▶ **PROVIDED PASSAGE**
(begin)
Any assignment, pledge, transfer or other disposition, voluntary or involuntary, of the Stock
Option made, or any attachment, execution, garnishment, or lien issued against or placed upon the
Stock Option, except as provided in the Plan, shall be void.

     6. No Shareholder Rights Before Exercise. The Employee or a transferee of the Stock
Option shall have no rights as a shareholder with respect to any shares covered by the Stock Option
until the Employee or transferee has given written notice of exercise, has paid in full for such
shares and, if requested by the Company, has given the representation described in Section 12(a) of
the Plan. No adjustment shall be made for dividends (ordinary or extraordinary, whether in cash,
securities or other property) or distributions of other rights for which the record date is prior
to the date the events set forth above in this Paragraph 6 have occurred.

     7. Adjustment in the Event of Change in Stock. In the event of a stock split,
spin-off, or other distribution of stock or property of the Company, or any reorganization (whether
or not such reorganization comes within the definition of such term in Section 368 of the Code),
the number of shares subject to the Stock Option and the exercise price per share shall be
equitably

3

 

adjusted by the Committee as it determines to be appropriate in its sole discretion; provided,
however, that the number of shares subject to the Stock Option shall always be a whole number. In
the event of any other change in corporate capitalization (including, but not limited to, a change
in the number of shares of Common Stock outstanding) or a corporate transaction, such as any
merger, consolidation or separation or any partial or complete liquidation of the Company, the
number and kind of shares subject to the Stock Option and/or the exercise price per share may be
adjusted by the Board or Committee as the Board or Committee may determine to be appropriate in its
sole discretion; provided, however, that the number of shares subject to the Stock Option shall
always be a whole number. The determination of the Board or Committee regarding any adjustment
will be final and conclusive.
(end)
▶ **YOUR GOAL**
Return the stock option text between "6. No Shareholder" and "6 have occurred.", inclusive, copied word for word.

▶ **RECORDS SUPPLIED**
(begin)
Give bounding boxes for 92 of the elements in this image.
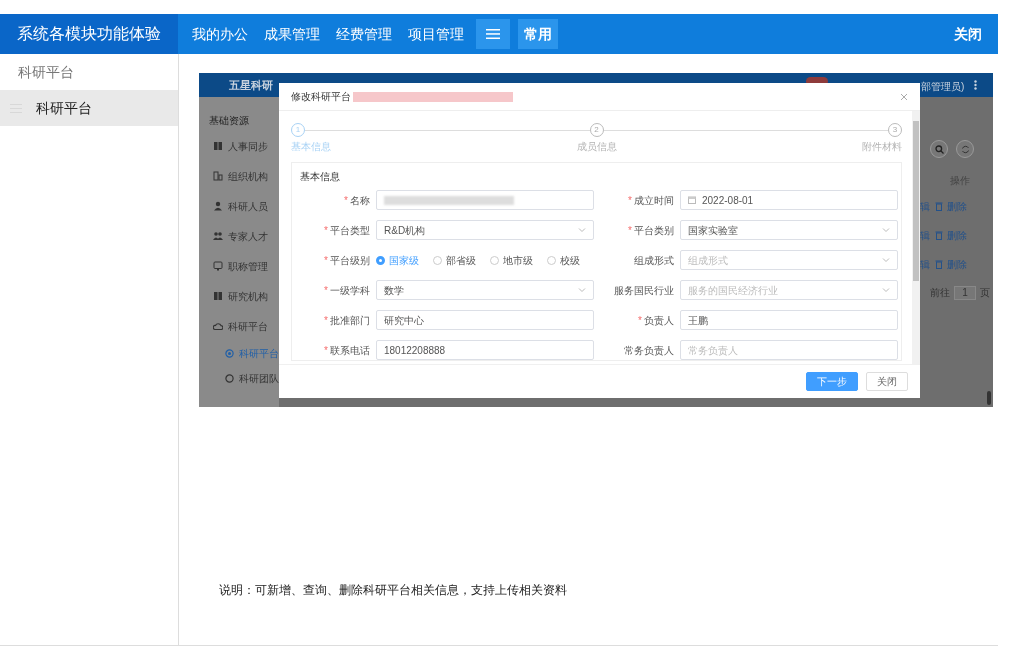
caret-icon [882, 257, 890, 263]
sidebar-heading: 科研平台 [17, 63, 75, 82]
book-icon [213, 291, 223, 301]
target-icon [225, 349, 234, 358]
input-field[interactable] [376, 190, 594, 210]
step-label: 基本信息 [291, 140, 331, 154]
select-field[interactable]: 数学 [376, 280, 594, 300]
menu-item[interactable]: 人事同步 [199, 131, 279, 161]
required-mark: * [638, 314, 642, 326]
field-label: * 负责人 [637, 313, 674, 328]
field-label: * 批准部门 [323, 313, 370, 328]
building-icon [213, 171, 223, 181]
people-icon [213, 231, 223, 241]
search-button[interactable] [930, 140, 948, 158]
menu-item[interactable]: 职称管理 [199, 251, 279, 281]
menu-item[interactable]: 科研平台 [199, 311, 279, 341]
select-field[interactable]: 服务的国民经济行业 [680, 280, 898, 300]
required-mark: * [344, 194, 348, 206]
step-label: 附件材料 [862, 140, 902, 154]
radio-button[interactable]: 地市级 [490, 252, 533, 268]
menu-item[interactable]: 科研团队 [199, 366, 279, 391]
menu-item[interactable]: 科研人员 [199, 191, 279, 221]
caret-icon [578, 227, 586, 233]
date-field[interactable]: 2022-08-01 [680, 190, 898, 210]
refresh-icon [960, 144, 970, 154]
field-label: * 联系电话 [323, 343, 370, 358]
step-label: 成员信息 [576, 140, 617, 154]
field-label: * 名称 [343, 193, 370, 208]
next-button[interactable]: 下一步 [806, 372, 858, 391]
search-icon [934, 144, 944, 154]
field-label: * 平台类型 [323, 223, 370, 238]
required-mark: * [324, 224, 328, 236]
menu-item[interactable]: 组织机构 [199, 161, 279, 191]
field-label: * 一级学科 [323, 283, 370, 298]
circle-icon [225, 374, 234, 383]
nav-link[interactable]: 项目管理 [400, 23, 472, 45]
nav-link[interactable]: 我的办公 [184, 23, 256, 45]
close-icon [900, 93, 908, 102]
pinned-button[interactable]: 常用 [518, 19, 558, 49]
menu-item[interactable]: 专家人才 [199, 221, 279, 251]
required-mark: * [324, 344, 328, 356]
field-label: * 平台类别 [627, 223, 674, 238]
scrollbar-thumb [987, 391, 991, 405]
app-brand: 五星科研 [229, 77, 273, 93]
trash-icon [935, 260, 943, 269]
menu-icon [486, 29, 500, 39]
more-icon [974, 80, 977, 90]
required-mark: * [628, 194, 632, 206]
field-label: 组成形式 [633, 253, 674, 268]
radio-button[interactable]: 国家级 [376, 252, 419, 268]
select-field[interactable]: R&D机构 [376, 220, 594, 240]
trash-icon [935, 202, 943, 211]
monitor-icon [213, 261, 223, 271]
radio-button[interactable]: 部省级 [433, 252, 476, 268]
select-field[interactable]: 组成形式 [680, 250, 898, 270]
menu-item[interactable]: 研究机构 [199, 281, 279, 311]
caret-icon [882, 287, 890, 293]
page-input[interactable]: 1 [954, 285, 976, 300]
menu-heading: 基础资源 [209, 114, 249, 128]
refresh-button[interactable] [956, 140, 974, 158]
field-label: 服务国民行业 [613, 283, 674, 298]
book-icon [213, 141, 223, 151]
caret-icon [578, 287, 586, 293]
dialog-title: 修改科研平台 [291, 90, 351, 104]
menu-item[interactable]: 科研平台 [199, 341, 279, 366]
field-label: 常务负责人 [623, 343, 674, 358]
user-name: 部管理员) [921, 80, 965, 94]
calendar-icon [688, 196, 696, 204]
nav-link[interactable]: 成果管理 [256, 23, 328, 45]
app-title: 系统各模块功能体验 [0, 14, 178, 54]
required-mark: * [628, 224, 632, 236]
input-field[interactable]: 王鹏 [680, 310, 898, 330]
input-field[interactable]: 18012208888 [376, 340, 594, 360]
section-title: 基本信息 [300, 170, 341, 184]
sidebar-item[interactable]: 科研平台 [0, 90, 178, 126]
required-mark: * [324, 254, 328, 266]
caret-icon [882, 227, 890, 233]
trash-icon [935, 231, 943, 240]
radio-button[interactable]: 校级 [547, 252, 580, 268]
input-field[interactable]: 研究中心 [376, 310, 594, 330]
field-label: * 成立时间 [627, 193, 674, 208]
nav-link[interactable]: 经费管理 [328, 23, 400, 45]
person-icon [213, 201, 223, 211]
cloud-icon [213, 321, 223, 331]
required-mark: * [324, 284, 328, 296]
close-button[interactable]: 关闭 [866, 372, 908, 391]
menu-button[interactable] [476, 19, 510, 49]
required-mark: * [324, 314, 328, 326]
field-label: * 平台级别 [323, 253, 370, 268]
close-button[interactable]: 关闭 [948, 22, 988, 46]
select-field[interactable]: 国家实验室 [680, 220, 898, 240]
description-text: 说明：可新增、查询、删除科研平台相关信息，支持上传相关资料 [218, 582, 568, 599]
(end)
▶ **THE ANSWER**
6. No Shareholder Rights Before Exercise. The Employee or a transferee of the Stock
Option shall have no rights as a shareholder with respect to any shares covered by the Stock Option
until the Employee or transferee has given written notice of exercise, has paid in full for such
shares and, if requested by the Company, has given the representation described in Section 12(a) of
the Plan. No adjustment shall be made for dividends (ordinary or extraordinary, whether in cash,
securities or other property) or distributions of other rights for which the record date is prior
to the date the events set forth above in this Paragraph 6 have occurred.